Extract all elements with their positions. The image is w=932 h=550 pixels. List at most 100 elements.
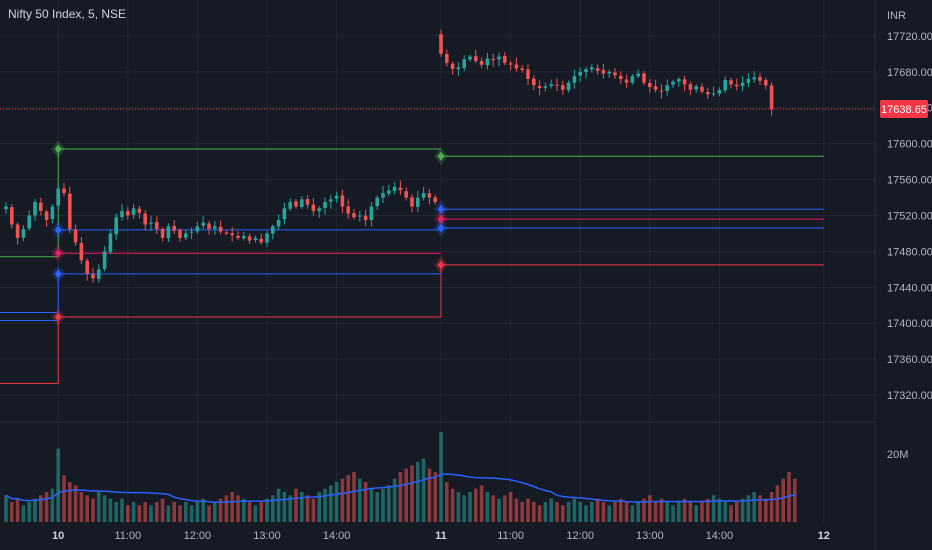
candle-body bbox=[352, 213, 356, 218]
candle-body bbox=[491, 58, 495, 61]
candle-body bbox=[630, 76, 635, 83]
volume-bar bbox=[21, 505, 26, 522]
volume-bar bbox=[497, 498, 501, 522]
volume-bar bbox=[184, 502, 188, 522]
volume-bar bbox=[793, 478, 797, 522]
volume-bar bbox=[613, 502, 617, 522]
volume-bar bbox=[131, 502, 136, 522]
current-price-value: 17638.65 bbox=[881, 104, 927, 116]
candle-body bbox=[537, 85, 542, 88]
volume-bar bbox=[653, 502, 658, 522]
volume-bar bbox=[468, 492, 472, 522]
level-marker bbox=[437, 260, 445, 270]
candle-body bbox=[769, 85, 774, 110]
candle-body bbox=[497, 56, 501, 60]
volume-bar bbox=[178, 505, 182, 522]
candle-body bbox=[21, 228, 26, 238]
volume-bar bbox=[85, 495, 89, 522]
candle-body bbox=[33, 202, 37, 216]
volume-ma-line bbox=[5, 473, 795, 504]
candle-body bbox=[85, 260, 89, 274]
volume-bar bbox=[56, 448, 60, 522]
volume-bar bbox=[207, 505, 211, 522]
volume-bar bbox=[746, 495, 751, 522]
candle-body bbox=[334, 195, 339, 199]
volume-bar bbox=[619, 498, 623, 522]
volume-bar bbox=[195, 502, 200, 522]
candle-body bbox=[590, 67, 594, 70]
candle-body bbox=[764, 80, 768, 86]
volume-bar bbox=[537, 505, 542, 522]
candle-body bbox=[421, 193, 426, 198]
candle-body bbox=[642, 73, 646, 83]
candle-body bbox=[717, 89, 722, 94]
volume-bar bbox=[491, 495, 495, 522]
volume-bar bbox=[4, 495, 8, 522]
time-axis[interactable]: 10 11:00 12:00 13:00 14:00 11 11:00 12:00 13:00 1… bbox=[52, 530, 830, 542]
volume-bar bbox=[677, 502, 681, 522]
volume-bar bbox=[421, 458, 426, 522]
volume-bar bbox=[143, 502, 147, 522]
level-marker bbox=[437, 151, 445, 161]
time-tick-label: 13:00 bbox=[253, 530, 281, 542]
price-tick-label: 17600.00 bbox=[887, 139, 932, 151]
volume-bar bbox=[39, 495, 43, 522]
volume-bar bbox=[259, 502, 263, 522]
volume-bar bbox=[769, 492, 774, 522]
volume-bar bbox=[706, 498, 710, 522]
price-tick-label: 17680.00 bbox=[887, 67, 932, 79]
candle-body bbox=[276, 219, 281, 227]
candle-body bbox=[375, 197, 379, 207]
candle-body bbox=[433, 197, 437, 203]
volume-bar bbox=[717, 498, 722, 522]
volume-bar bbox=[520, 502, 524, 522]
candle-body bbox=[410, 197, 414, 207]
candle-body bbox=[236, 235, 240, 238]
candle-body bbox=[479, 60, 484, 65]
volume-bar bbox=[300, 492, 304, 522]
volume-bar bbox=[578, 502, 582, 522]
volume-bar bbox=[514, 498, 519, 522]
volume-bar bbox=[555, 502, 559, 522]
volume-bar bbox=[636, 502, 640, 522]
volume-bar bbox=[711, 495, 716, 522]
volume-bar bbox=[439, 432, 443, 522]
volume-bar bbox=[242, 498, 246, 522]
volume-bar bbox=[294, 488, 298, 522]
volume-bar bbox=[282, 492, 287, 522]
candle-body bbox=[4, 206, 8, 210]
volume-bar bbox=[450, 488, 455, 522]
volume-bar bbox=[305, 495, 310, 522]
candle-body bbox=[711, 93, 716, 95]
candle-body bbox=[404, 191, 408, 198]
volume-bar bbox=[288, 495, 292, 522]
candle-body bbox=[752, 77, 756, 80]
volume-bar bbox=[404, 468, 408, 522]
candle-body bbox=[317, 208, 321, 212]
volume-bar bbox=[352, 472, 356, 522]
volume-bar bbox=[97, 492, 101, 522]
volume-bar bbox=[375, 492, 379, 522]
candle-body bbox=[358, 215, 362, 217]
volume-bar bbox=[427, 468, 432, 522]
candle-body bbox=[601, 70, 606, 74]
volume-bar bbox=[601, 502, 606, 522]
candle-body bbox=[39, 202, 43, 211]
candle-body bbox=[178, 229, 182, 238]
time-tick-label: 11 bbox=[435, 530, 447, 542]
currency-label: INR bbox=[887, 10, 906, 22]
volume-bar bbox=[317, 492, 321, 522]
level-marker bbox=[437, 214, 445, 224]
candle-body bbox=[746, 79, 751, 83]
volume-bar bbox=[44, 492, 49, 522]
candle-body bbox=[514, 64, 519, 69]
volume-bar bbox=[659, 498, 664, 522]
volume-bar bbox=[33, 498, 37, 522]
volume-bar bbox=[166, 505, 171, 522]
volume-bar bbox=[236, 495, 240, 522]
volume-bar bbox=[213, 502, 217, 522]
candle-body bbox=[549, 84, 553, 87]
time-tick-label: 11:00 bbox=[497, 530, 524, 542]
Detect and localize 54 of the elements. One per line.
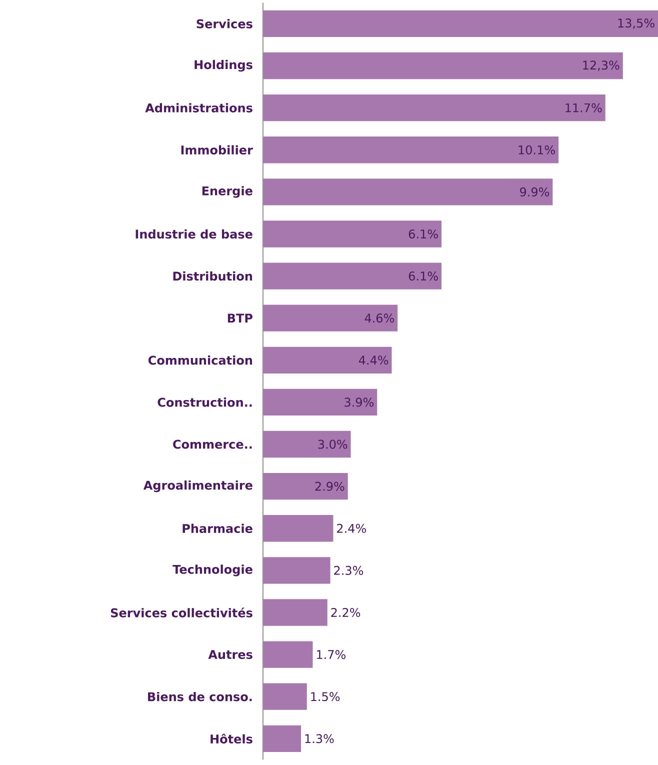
data-label: 6.1% — [408, 271, 438, 281]
bar — [262, 220, 442, 248]
data-label: 6.1% — [408, 229, 438, 239]
bar — [262, 725, 302, 752]
y-tick-label: Distribution — [173, 271, 252, 281]
y-tick-label: Construction.. — [158, 398, 252, 407]
data-label: 2.4% — [337, 524, 366, 533]
y-tick-label: Technologie — [172, 564, 252, 576]
data-label: 13,5% — [618, 18, 654, 29]
bar — [262, 472, 348, 500]
y-tick-label: Commerce.. — [173, 440, 252, 449]
data-label: 3.9% — [344, 398, 374, 407]
data-label: 1.3% — [305, 734, 334, 744]
y-tick-label: Biens de conso. — [148, 692, 252, 702]
y-tick-label: Communication — [148, 356, 252, 365]
y-tick-label: Agroalimentaire — [143, 480, 252, 492]
data-label: 9.9% — [520, 187, 550, 196]
data-label: 11.7% — [566, 103, 602, 112]
data-label: 2.2% — [331, 608, 360, 618]
y-tick-label: Holdings — [194, 60, 252, 72]
y-tick-label: Administrations — [145, 103, 252, 112]
y-tick-label: Energie — [202, 186, 252, 198]
bar — [262, 136, 559, 164]
bar — [262, 52, 623, 80]
y-tick-label: Hôtels — [210, 734, 252, 744]
data-label: 2.3% — [334, 566, 364, 575]
bar — [262, 599, 328, 626]
data-label: 2.9% — [315, 482, 344, 491]
y-tick-label: Services — [196, 19, 252, 28]
data-label: 1.7% — [316, 650, 346, 660]
y-tick-label: Autres — [208, 650, 252, 659]
data-label: 4.4% — [358, 356, 388, 365]
data-label: 3.0% — [318, 440, 348, 449]
bar — [262, 515, 334, 542]
data-label: 1.5% — [311, 692, 340, 702]
data-label: 4.6% — [364, 314, 394, 323]
bar — [262, 94, 606, 122]
bar — [262, 683, 307, 710]
y-tick-label: Services collectivités — [110, 608, 252, 618]
bar — [262, 262, 442, 290]
bar — [262, 346, 392, 374]
bar — [262, 10, 658, 38]
data-label: 10.1% — [518, 145, 555, 154]
y-tick-label: Pharmacie — [182, 524, 252, 534]
data-label: 12,3% — [583, 60, 620, 71]
y-tick-label: Industrie de base — [136, 229, 252, 239]
bar — [262, 641, 313, 668]
bar — [262, 304, 398, 332]
bar — [262, 557, 330, 584]
y-tick-label: Immobilier — [181, 145, 253, 155]
bar — [262, 178, 553, 206]
bar — [262, 430, 351, 458]
y-tick-label: BTP — [228, 314, 252, 322]
bar — [262, 388, 378, 416]
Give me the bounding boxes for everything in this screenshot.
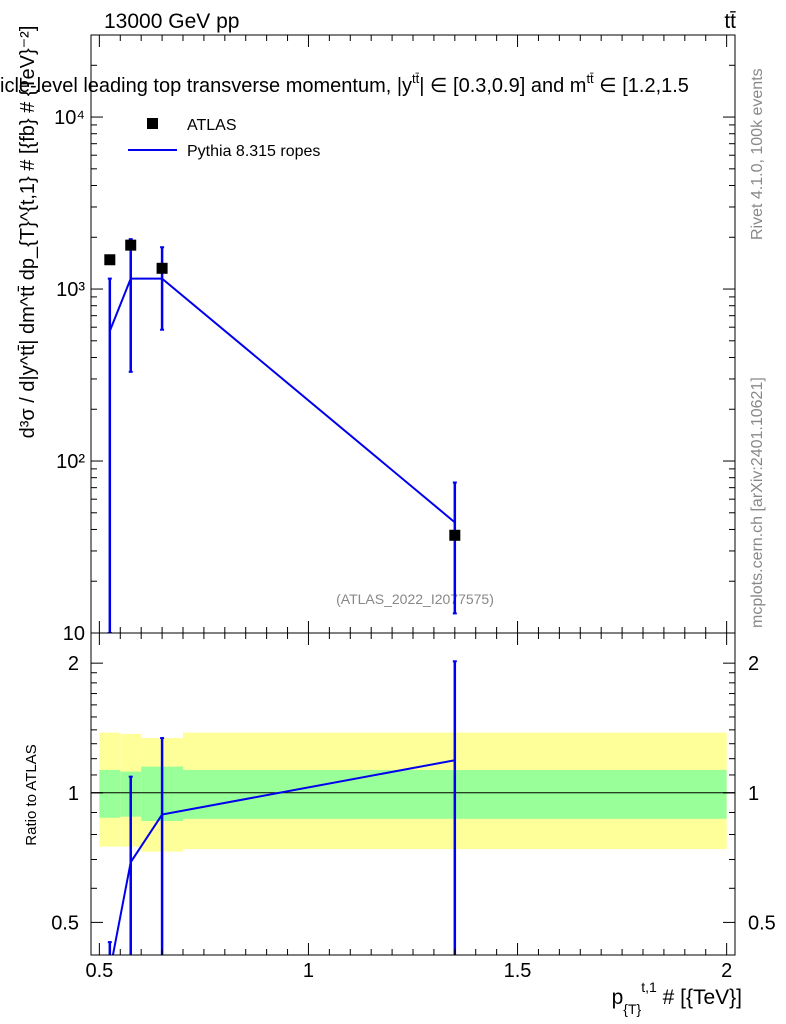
legend: ATLAS Pythia 8.315 ropes [128,117,320,160]
x-label-sub: {T} [623,1001,641,1017]
header-energy-label: 13000 GeV pp [104,10,239,33]
x-label-p: p [612,986,624,1009]
main-y-axis-label: d³σ / d|y^tt̄| dm^tt̄ dp_{T}^{t,1} # [{f… [17,26,39,439]
title-part-2: | ∈ [0.3,0.9] and m [419,75,586,97]
xtick-label-0: 0.5 [85,960,113,982]
analysis-watermark: (ATLAS_2022_I2077575) [336,591,494,607]
main-ytick-label-2: 10³ [56,279,85,301]
header-process-label: tt̄ [724,10,736,33]
xtick-label-1: 1 [303,960,314,982]
atlas-data-point-2 [156,262,168,274]
ratio-ytick-label-right-2: 2 [748,653,759,675]
xtick-label-3: 2 [721,960,732,982]
x-label-sup: t,1 [641,979,657,995]
main-ytick-label-1: 10² [56,451,85,473]
main-ytick-label-3: 10⁴ [54,107,85,129]
main-ytick-label-0: 10 [63,623,85,645]
ratio-y-axis-label: Ratio to ATLAS [23,744,40,845]
title-sup-1: tt̄ [412,71,420,86]
title-part-1: icle-level leading top transverse moment… [0,75,412,97]
ratio-ytick-label-left-2: 2 [68,653,79,675]
ratio-ytick-label-right-1: 1 [748,783,759,805]
ratio-mc-line [111,759,456,955]
mcplots-url-label: mcplots.cern.ch [arXiv:2401.10621] [749,377,766,628]
ratio-ytick-label-left-1: 1 [68,783,79,805]
legend-pythia-label: Pythia 8.315 ropes [187,143,320,160]
title-part-3: ∈ [1.2,1.5 [594,75,689,97]
atlas-data-point-0 [104,254,116,266]
legend-atlas-label: ATLAS [187,117,237,134]
mc-line [108,277,456,524]
ratio-ytick-label-left-0: 0.5 [51,912,79,934]
xtick-label-2: 1.5 [504,960,532,982]
main-plot-title: icle-level leading top transverse moment… [0,71,689,97]
x-label-unit: # [{TeV}] [657,986,742,1009]
atlas-data-point-3 [449,529,461,541]
ratio-ytick-label-right-0: 0.5 [748,912,776,934]
legend-atlas-marker [147,118,158,129]
title-sup-2: tt̄ [586,71,594,86]
atlas-data-point-1 [125,239,137,251]
ratio-band-inner-0 [99,769,121,818]
x-axis-label: p{T}t,1 # [{TeV}] [612,979,742,1017]
rivet-version-label: Rivet 4.1.0, 100k events [749,68,766,240]
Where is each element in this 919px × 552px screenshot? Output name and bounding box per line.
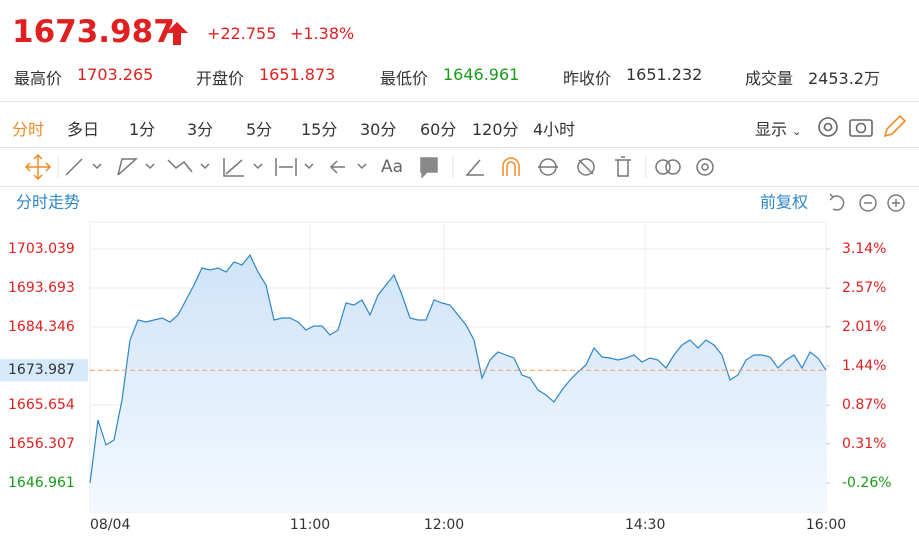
- y-tick-label: 1646.961: [8, 475, 75, 491]
- stat-label: 最低价: [380, 69, 429, 88]
- divider: [0, 101, 919, 102]
- stat-value: 1646.961: [443, 65, 520, 84]
- x-tick-label: 11:00: [290, 517, 330, 533]
- period-tab[interactable]: 120分: [472, 120, 519, 139]
- change-pct: +1.38%: [290, 24, 355, 43]
- period-tab[interactable]: 3分: [187, 120, 214, 139]
- stat-label: 昨收价: [563, 69, 612, 88]
- y2-tick-label: -0.26%: [842, 475, 892, 491]
- up-arrow: [166, 22, 188, 45]
- divider: [0, 147, 919, 148]
- x-tick-label: 12:00: [424, 517, 464, 533]
- line-tool[interactable]: [65, 158, 83, 176]
- zoom-in[interactable]: [887, 194, 905, 212]
- divider: [0, 186, 919, 187]
- fib-tool[interactable]: [223, 158, 244, 177]
- y-tick-label: 1665.654: [8, 397, 75, 413]
- period-tab[interactable]: 多日: [67, 120, 100, 139]
- y2-tick-label: 3.14%: [842, 241, 886, 257]
- ruler-tool[interactable]: [466, 159, 484, 176]
- comment-tool[interactable]: [420, 157, 438, 179]
- period-tab[interactable]: 30分: [360, 120, 397, 139]
- compare-tool[interactable]: [655, 159, 671, 175]
- stat-label: 成交量: [745, 69, 794, 88]
- y2-tick-label: 0.87%: [842, 397, 886, 413]
- x-tick-label: 14:30: [625, 517, 665, 533]
- measure-tool[interactable]: [275, 158, 297, 176]
- settings-icon[interactable]: [818, 117, 838, 137]
- price-line: [89, 253, 827, 484]
- stat-value: 1703.265: [77, 65, 154, 84]
- stat-value: 1651.232: [626, 65, 703, 84]
- y-tick-label: 1656.307: [8, 436, 75, 452]
- period-tab[interactable]: 1分: [129, 120, 156, 139]
- stat-value: 2453.2万: [808, 69, 880, 88]
- camera-icon[interactable]: [849, 119, 873, 137]
- period-tab[interactable]: 15分: [301, 120, 338, 139]
- area: [90, 255, 826, 512]
- period-tab[interactable]: 60分: [420, 120, 457, 139]
- current-price-box: [0, 359, 88, 382]
- y2-tick-label: 2.57%: [842, 280, 886, 296]
- move-tool[interactable]: [24, 153, 52, 181]
- magnet-tool[interactable]: [502, 157, 520, 176]
- y2-tick-label: 1.44%: [842, 358, 886, 374]
- polyline-tool[interactable]: [117, 158, 138, 176]
- adjust-mode[interactable]: 前复权: [760, 193, 808, 212]
- drawing-toolbar: Aa: [24, 153, 714, 181]
- stat-value: 1651.873: [259, 65, 336, 84]
- wave-tool[interactable]: [167, 159, 193, 173]
- hide-tool[interactable]: [577, 158, 595, 176]
- period-tab[interactable]: 4小时: [533, 120, 576, 139]
- indicator-settings[interactable]: [696, 158, 714, 176]
- x-tick-label: 16:00: [806, 517, 846, 533]
- period-tab[interactable]: 分时: [12, 120, 45, 139]
- y-tick-label: 1703.039: [8, 241, 75, 257]
- undo-button[interactable]: [829, 193, 845, 211]
- chart: 分时走势 前复权 1703.039 1693.693 1684.346 1665.65…: [0, 193, 905, 533]
- tool-icons: [818, 114, 907, 138]
- price: 1673.987: [12, 14, 175, 50]
- arrow-tool[interactable]: [329, 160, 345, 174]
- chart-title: 分时走势: [16, 193, 80, 212]
- period-tab[interactable]: 5分: [246, 120, 273, 139]
- y-tick-label: 1693.693: [8, 280, 75, 296]
- delete-tool[interactable]: [615, 156, 631, 177]
- display-label[interactable]: 显示: [755, 120, 788, 139]
- y2-tick-label: 0.31%: [842, 436, 886, 452]
- y2-tick-label: 2.01%: [842, 319, 886, 335]
- display-menu[interactable]: 显示 ⌄: [755, 120, 802, 139]
- stat-label: 最高价: [14, 69, 63, 88]
- pencil-icon[interactable]: [883, 114, 907, 138]
- x-tick-label: 08/04: [90, 517, 130, 533]
- y-tick-label: 1684.346: [8, 319, 75, 335]
- zoom-out[interactable]: [859, 194, 877, 212]
- change: +22.755: [207, 24, 277, 43]
- stat-label: 开盘价: [196, 69, 245, 88]
- current-price-label: 1673.987: [8, 362, 75, 378]
- font-tool[interactable]: Aa: [381, 157, 403, 177]
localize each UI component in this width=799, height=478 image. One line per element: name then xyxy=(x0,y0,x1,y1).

* * * * * * *

> **Brief**:
Starting with the line with "candle-body bbox=[352, 213, 356, 218]" and going on through the line with "candle-body bbox=[479, 60, 484, 65]", write those lines out again with "volume-bar" swapped for "volume-column" and everything else unchanged. Give only those lines.

> **Answer in full**:
candle-body bbox=[352, 213, 356, 218]
candle-body bbox=[491, 58, 495, 61]
candle-body bbox=[630, 76, 635, 83]
volume-column bbox=[21, 505, 26, 522]
volume-column bbox=[497, 498, 501, 522]
volume-column bbox=[184, 502, 188, 522]
volume-column bbox=[793, 478, 797, 522]
volume-column bbox=[613, 502, 617, 522]
volume-column bbox=[131, 502, 136, 522]
current-price-value: 17638.65 bbox=[881, 104, 927, 116]
candle-body bbox=[537, 85, 542, 88]
volume-column bbox=[653, 502, 658, 522]
volume-column bbox=[468, 492, 472, 522]
level-marker bbox=[437, 260, 445, 270]
candle-body bbox=[769, 85, 774, 110]
candle-body bbox=[497, 56, 501, 60]
volume-column bbox=[178, 505, 182, 522]
candle-body bbox=[21, 228, 26, 238]
volume-column bbox=[85, 495, 89, 522]
candle-body bbox=[33, 202, 37, 216]
volume-ma-line bbox=[5, 473, 795, 504]
candle-body bbox=[85, 260, 89, 274]
volume-column bbox=[56, 448, 60, 522]
volume-column bbox=[207, 505, 211, 522]
volume-column bbox=[746, 495, 751, 522]
candle-body bbox=[334, 195, 339, 199]
volume-column bbox=[619, 498, 623, 522]
volume-column bbox=[195, 502, 200, 522]
candle-body bbox=[590, 67, 594, 70]
candle-body bbox=[764, 80, 768, 86]
volume-column bbox=[537, 505, 542, 522]
candle-body bbox=[421, 193, 426, 198]
candle-body bbox=[642, 73, 646, 83]
candle-body bbox=[717, 89, 722, 94]
volume-column bbox=[491, 495, 495, 522]
volume-column bbox=[4, 495, 8, 522]
time-axis[interactable]: 10 11:00 12:00 13:00 14:00 11 11:00 12:00 13:00 1… bbox=[52, 530, 830, 542]
volume-column bbox=[677, 502, 681, 522]
volume-column bbox=[421, 458, 426, 522]
volume-column bbox=[143, 502, 147, 522]
level-marker bbox=[437, 151, 445, 161]
time-tick-label: 13:00 bbox=[253, 530, 281, 542]
price-tick-label: 17600.00 bbox=[887, 139, 932, 151]
volume-column bbox=[39, 495, 43, 522]
volume-column bbox=[259, 502, 263, 522]
volume-column bbox=[769, 492, 774, 522]
volume-column bbox=[706, 498, 710, 522]
price-tick-label: 17680.00 bbox=[887, 67, 932, 79]
candle-body bbox=[276, 219, 281, 227]
candle-body bbox=[375, 197, 379, 207]
candle-body bbox=[433, 197, 437, 203]
volume-column bbox=[717, 498, 722, 522]
volume-column bbox=[520, 502, 524, 522]
candle-body bbox=[410, 197, 414, 207]
candle-body bbox=[236, 235, 240, 238]
candle-body bbox=[479, 60, 484, 65]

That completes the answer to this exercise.